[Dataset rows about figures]
####################

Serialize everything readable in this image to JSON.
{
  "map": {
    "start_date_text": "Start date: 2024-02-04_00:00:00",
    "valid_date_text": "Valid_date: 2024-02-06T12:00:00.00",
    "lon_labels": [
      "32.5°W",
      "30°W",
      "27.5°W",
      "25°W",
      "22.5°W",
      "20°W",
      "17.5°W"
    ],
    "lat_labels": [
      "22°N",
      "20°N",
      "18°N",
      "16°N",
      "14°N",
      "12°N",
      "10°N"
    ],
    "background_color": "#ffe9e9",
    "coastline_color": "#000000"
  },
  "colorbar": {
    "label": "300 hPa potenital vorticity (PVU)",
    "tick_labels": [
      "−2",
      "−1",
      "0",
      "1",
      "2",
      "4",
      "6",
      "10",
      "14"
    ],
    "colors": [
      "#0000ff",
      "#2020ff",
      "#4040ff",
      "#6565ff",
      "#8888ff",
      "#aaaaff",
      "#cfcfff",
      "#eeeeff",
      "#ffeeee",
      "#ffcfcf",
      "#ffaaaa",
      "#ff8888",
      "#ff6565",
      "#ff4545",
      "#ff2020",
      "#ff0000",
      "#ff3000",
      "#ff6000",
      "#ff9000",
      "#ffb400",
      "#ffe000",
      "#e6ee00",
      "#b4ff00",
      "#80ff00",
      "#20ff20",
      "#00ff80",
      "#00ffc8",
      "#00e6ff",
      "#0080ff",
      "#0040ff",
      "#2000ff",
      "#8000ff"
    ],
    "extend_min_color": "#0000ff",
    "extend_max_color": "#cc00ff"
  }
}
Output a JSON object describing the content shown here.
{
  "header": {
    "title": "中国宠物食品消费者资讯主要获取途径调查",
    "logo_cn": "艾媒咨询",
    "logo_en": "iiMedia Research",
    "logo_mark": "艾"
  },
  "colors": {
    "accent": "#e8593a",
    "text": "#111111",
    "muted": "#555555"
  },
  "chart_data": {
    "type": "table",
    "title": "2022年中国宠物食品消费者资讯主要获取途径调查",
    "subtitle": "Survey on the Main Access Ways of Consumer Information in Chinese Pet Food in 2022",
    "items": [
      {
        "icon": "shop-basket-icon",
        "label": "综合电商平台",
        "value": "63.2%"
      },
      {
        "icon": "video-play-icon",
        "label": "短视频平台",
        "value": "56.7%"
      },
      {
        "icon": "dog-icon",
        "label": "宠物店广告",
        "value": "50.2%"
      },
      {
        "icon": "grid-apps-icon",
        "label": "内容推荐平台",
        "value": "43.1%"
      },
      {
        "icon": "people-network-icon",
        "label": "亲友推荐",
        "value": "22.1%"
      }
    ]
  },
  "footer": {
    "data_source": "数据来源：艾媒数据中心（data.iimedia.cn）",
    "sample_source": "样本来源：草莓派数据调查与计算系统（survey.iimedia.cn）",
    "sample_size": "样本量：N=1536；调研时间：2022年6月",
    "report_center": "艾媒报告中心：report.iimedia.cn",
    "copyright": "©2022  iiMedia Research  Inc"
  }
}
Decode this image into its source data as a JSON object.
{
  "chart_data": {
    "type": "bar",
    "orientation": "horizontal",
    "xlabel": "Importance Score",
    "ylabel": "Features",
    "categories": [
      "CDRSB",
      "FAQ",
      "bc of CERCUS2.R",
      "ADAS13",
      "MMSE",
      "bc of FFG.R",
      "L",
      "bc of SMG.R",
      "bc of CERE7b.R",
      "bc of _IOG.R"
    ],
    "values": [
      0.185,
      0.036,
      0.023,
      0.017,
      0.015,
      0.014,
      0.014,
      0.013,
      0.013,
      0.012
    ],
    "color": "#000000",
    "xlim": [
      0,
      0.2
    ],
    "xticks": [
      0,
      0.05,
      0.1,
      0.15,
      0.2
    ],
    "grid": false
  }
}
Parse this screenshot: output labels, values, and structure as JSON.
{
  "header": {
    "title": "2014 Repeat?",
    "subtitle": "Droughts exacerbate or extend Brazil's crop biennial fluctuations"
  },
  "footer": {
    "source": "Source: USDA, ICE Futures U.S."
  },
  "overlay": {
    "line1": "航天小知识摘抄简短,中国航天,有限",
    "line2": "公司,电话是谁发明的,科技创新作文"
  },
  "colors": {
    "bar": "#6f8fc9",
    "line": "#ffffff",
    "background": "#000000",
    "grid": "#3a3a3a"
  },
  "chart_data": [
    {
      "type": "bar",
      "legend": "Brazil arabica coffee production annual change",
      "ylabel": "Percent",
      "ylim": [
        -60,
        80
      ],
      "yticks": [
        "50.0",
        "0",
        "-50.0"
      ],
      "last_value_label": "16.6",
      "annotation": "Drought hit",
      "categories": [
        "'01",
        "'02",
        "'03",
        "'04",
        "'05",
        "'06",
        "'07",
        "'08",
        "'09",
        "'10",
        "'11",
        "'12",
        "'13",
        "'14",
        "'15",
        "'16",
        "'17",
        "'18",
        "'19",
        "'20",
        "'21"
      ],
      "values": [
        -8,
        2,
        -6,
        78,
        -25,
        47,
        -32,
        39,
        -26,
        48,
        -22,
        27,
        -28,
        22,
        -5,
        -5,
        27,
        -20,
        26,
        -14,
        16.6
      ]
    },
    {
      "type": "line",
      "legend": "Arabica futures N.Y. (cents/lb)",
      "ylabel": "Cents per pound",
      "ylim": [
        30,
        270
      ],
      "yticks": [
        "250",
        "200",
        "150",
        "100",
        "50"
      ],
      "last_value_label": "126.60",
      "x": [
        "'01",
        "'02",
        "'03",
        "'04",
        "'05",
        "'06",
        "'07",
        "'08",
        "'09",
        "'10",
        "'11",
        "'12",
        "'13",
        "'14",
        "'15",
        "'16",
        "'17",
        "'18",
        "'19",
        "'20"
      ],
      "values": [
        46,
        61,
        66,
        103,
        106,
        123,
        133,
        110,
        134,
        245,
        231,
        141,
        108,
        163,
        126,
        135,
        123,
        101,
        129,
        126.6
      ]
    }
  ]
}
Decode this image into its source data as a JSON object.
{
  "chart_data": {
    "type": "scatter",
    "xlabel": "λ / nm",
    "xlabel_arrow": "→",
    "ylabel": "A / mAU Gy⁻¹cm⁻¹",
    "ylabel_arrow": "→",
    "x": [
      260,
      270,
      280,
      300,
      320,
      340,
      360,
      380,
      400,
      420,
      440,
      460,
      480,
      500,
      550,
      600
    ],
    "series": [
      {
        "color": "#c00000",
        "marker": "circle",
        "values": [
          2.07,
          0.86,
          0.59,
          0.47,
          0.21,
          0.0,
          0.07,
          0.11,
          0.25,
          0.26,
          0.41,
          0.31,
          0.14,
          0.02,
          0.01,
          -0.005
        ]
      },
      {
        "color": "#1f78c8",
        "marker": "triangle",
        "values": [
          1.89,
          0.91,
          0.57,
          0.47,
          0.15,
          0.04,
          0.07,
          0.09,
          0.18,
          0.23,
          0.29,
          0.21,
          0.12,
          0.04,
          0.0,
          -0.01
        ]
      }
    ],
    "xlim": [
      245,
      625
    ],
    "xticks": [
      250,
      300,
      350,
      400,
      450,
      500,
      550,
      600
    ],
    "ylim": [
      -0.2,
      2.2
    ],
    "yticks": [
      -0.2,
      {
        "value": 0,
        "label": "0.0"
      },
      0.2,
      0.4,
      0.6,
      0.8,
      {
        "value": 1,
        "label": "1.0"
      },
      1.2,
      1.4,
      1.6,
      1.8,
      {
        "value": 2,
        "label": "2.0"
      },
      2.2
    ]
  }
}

####################

**WHAT THE TASK REQUIRES**
Restate the listing in full, word for word.

**RESPONSE TO THE EXERCISE**
Serialize everything readable in this image to JSON.
{
  "map": {
    "start_date_text": "Start date: 2024-02-04_00:00:00",
    "valid_date_text": "Valid_date: 2024-02-06T12:00:00.00",
    "lon_labels": [
      "32.5°W",
      "30°W",
      "27.5°W",
      "25°W",
      "22.5°W",
      "20°W",
      "17.5°W"
    ],
    "lat_labels": [
      "22°N",
      "20°N",
      "18°N",
      "16°N",
      "14°N",
      "12°N",
      "10°N"
    ],
    "background_color": "#ffe9e9",
    "coastline_color": "#000000"
  },
  "colorbar": {
    "label": "300 hPa potenital vorticity (PVU)",
    "tick_labels": [
      "−2",
      "−1",
      "0",
      "1",
      "2",
      "4",
      "6",
      "10",
      "14"
    ],
    "colors": [
      "#0000ff",
      "#2020ff",
      "#4040ff",
      "#6565ff",
      "#8888ff",
      "#aaaaff",
      "#cfcfff",
      "#eeeeff",
      "#ffeeee",
      "#ffcfcf",
      "#ffaaaa",
      "#ff8888",
      "#ff6565",
      "#ff4545",
      "#ff2020",
      "#ff0000",
      "#ff3000",
      "#ff6000",
      "#ff9000",
      "#ffb400",
      "#ffe000",
      "#e6ee00",
      "#b4ff00",
      "#80ff00",
      "#20ff20",
      "#00ff80",
      "#00ffc8",
      "#00e6ff",
      "#0080ff",
      "#0040ff",
      "#2000ff",
      "#8000ff"
    ],
    "extend_min_color": "#0000ff",
    "extend_max_color": "#cc00ff"
  }
}
Output a JSON object describing the content shown here.
{
  "header": {
    "title": "中国宠物食品消费者资讯主要获取途径调查",
    "logo_cn": "艾媒咨询",
    "logo_en": "iiMedia Research",
    "logo_mark": "艾"
  },
  "colors": {
    "accent": "#e8593a",
    "text": "#111111",
    "muted": "#555555"
  },
  "chart_data": {
    "type": "table",
    "title": "2022年中国宠物食品消费者资讯主要获取途径调查",
    "subtitle": "Survey on the Main Access Ways of Consumer Information in Chinese Pet Food in 2022",
    "items": [
      {
        "icon": "shop-basket-icon",
        "label": "综合电商平台",
        "value": "63.2%"
      },
      {
        "icon": "video-play-icon",
        "label": "短视频平台",
        "value": "56.7%"
      },
      {
        "icon": "dog-icon",
        "label": "宠物店广告",
        "value": "50.2%"
      },
      {
        "icon": "grid-apps-icon",
        "label": "内容推荐平台",
        "value": "43.1%"
      },
      {
        "icon": "people-network-icon",
        "label": "亲友推荐",
        "value": "22.1%"
      }
    ]
  },
  "footer": {
    "data_source": "数据来源：艾媒数据中心（data.iimedia.cn）",
    "sample_source": "样本来源：草莓派数据调查与计算系统（survey.iimedia.cn）",
    "sample_size": "样本量：N=1536；调研时间：2022年6月",
    "report_center": "艾媒报告中心：report.iimedia.cn",
    "copyright": "©2022  iiMedia Research  Inc"
  }
}
Decode this image into its source data as a JSON object.
{
  "chart_data": {
    "type": "bar",
    "orientation": "horizontal",
    "xlabel": "Importance Score",
    "ylabel": "Features",
    "categories": [
      "CDRSB",
      "FAQ",
      "bc of CERCUS2.R",
      "ADAS13",
      "MMSE",
      "bc of FFG.R",
      "L",
      "bc of SMG.R",
      "bc of CERE7b.R",
      "bc of _IOG.R"
    ],
    "values": [
      0.185,
      0.036,
      0.023,
      0.017,
      0.015,
      0.014,
      0.014,
      0.013,
      0.013,
      0.012
    ],
    "color": "#000000",
    "xlim": [
      0,
      0.2
    ],
    "xticks": [
      0,
      0.05,
      0.1,
      0.15,
      0.2
    ],
    "grid": false
  }
}
Parse this screenshot: output labels, values, and structure as JSON.
{
  "header": {
    "title": "2014 Repeat?",
    "subtitle": "Droughts exacerbate or extend Brazil's crop biennial fluctuations"
  },
  "footer": {
    "source": "Source: USDA, ICE Futures U.S."
  },
  "overlay": {
    "line1": "航天小知识摘抄简短,中国航天,有限",
    "line2": "公司,电话是谁发明的,科技创新作文"
  },
  "colors": {
    "bar": "#6f8fc9",
    "line": "#ffffff",
    "background": "#000000",
    "grid": "#3a3a3a"
  },
  "chart_data": [
    {
      "type": "bar",
      "legend": "Brazil arabica coffee production annual change",
      "ylabel": "Percent",
      "ylim": [
        -60,
        80
      ],
      "yticks": [
        "50.0",
        "0",
        "-50.0"
      ],
      "last_value_label": "16.6",
      "annotation": "Drought hit",
      "categories": [
        "'01",
        "'02",
        "'03",
        "'04",
        "'05",
        "'06",
        "'07",
        "'08",
        "'09",
        "'10",
        "'11",
        "'12",
        "'13",
        "'14",
        "'15",
        "'16",
        "'17",
        "'18",
        "'19",
        "'20",
        "'21"
      ],
      "values": [
        -8,
        2,
        -6,
        78,
        -25,
        47,
        -32,
        39,
        -26,
        48,
        -22,
        27,
        -28,
        22,
        -5,
        -5,
        27,
        -20,
        26,
        -14,
        16.6
      ]
    },
    {
      "type": "line",
      "legend": "Arabica futures N.Y. (cents/lb)",
      "ylabel": "Cents per pound",
      "ylim": [
        30,
        270
      ],
      "yticks": [
        "250",
        "200",
        "150",
        "100",
        "50"
      ],
      "last_value_label": "126.60",
      "x": [
        "'01",
        "'02",
        "'03",
        "'04",
        "'05",
        "'06",
        "'07",
        "'08",
        "'09",
        "'10",
        "'11",
        "'12",
        "'13",
        "'14",
        "'15",
        "'16",
        "'17",
        "'18",
        "'19",
        "'20"
      ],
      "values": [
        46,
        61,
        66,
        103,
        106,
        123,
        133,
        110,
        134,
        245,
        231,
        141,
        108,
        163,
        126,
        135,
        123,
        101,
        129,
        126.6
      ]
    }
  ]
}
Decode this image into its source data as a JSON object.
{
  "chart_data": {
    "type": "scatter",
    "xlabel": "λ / nm",
    "xlabel_arrow": "→",
    "ylabel": "A / mAU Gy⁻¹cm⁻¹",
    "ylabel_arrow": "→",
    "x": [
      260,
      270,
      280,
      300,
      320,
      340,
      360,
      380,
      400,
      420,
      440,
      460,
      480,
      500,
      550,
      600
    ],
    "series": [
      {
        "color": "#c00000",
        "marker": "circle",
        "values": [
          2.07,
          0.86,
          0.59,
          0.47,
          0.21,
          0.0,
          0.07,
          0.11,
          0.25,
          0.26,
          0.41,
          0.31,
          0.14,
          0.02,
          0.01,
          -0.005
        ]
      },
      {
        "color": "#1f78c8",
        "marker": "triangle",
        "values": [
          1.89,
          0.91,
          0.57,
          0.47,
          0.15,
          0.04,
          0.07,
          0.09,
          0.18,
          0.23,
          0.29,
          0.21,
          0.12,
          0.04,
          0.0,
          -0.01
        ]
      }
    ],
    "xlim": [
      245,
      625
    ],
    "xticks": [
      250,
      300,
      350,
      400,
      450,
      500,
      550,
      600
    ],
    "ylim": [
      -0.2,
      2.2
    ],
    "yticks": [
      -0.2,
      {
        "value": 0,
        "label": "0.0"
      },
      0.2,
      0.4,
      0.6,
      0.8,
      {
        "value": 1,
        "label": "1.0"
      },
      1.2,
      1.4,
      1.6,
      1.8,
      {
        "value": 2,
        "label": "2.0"
      },
      2.2
    ]
  }
}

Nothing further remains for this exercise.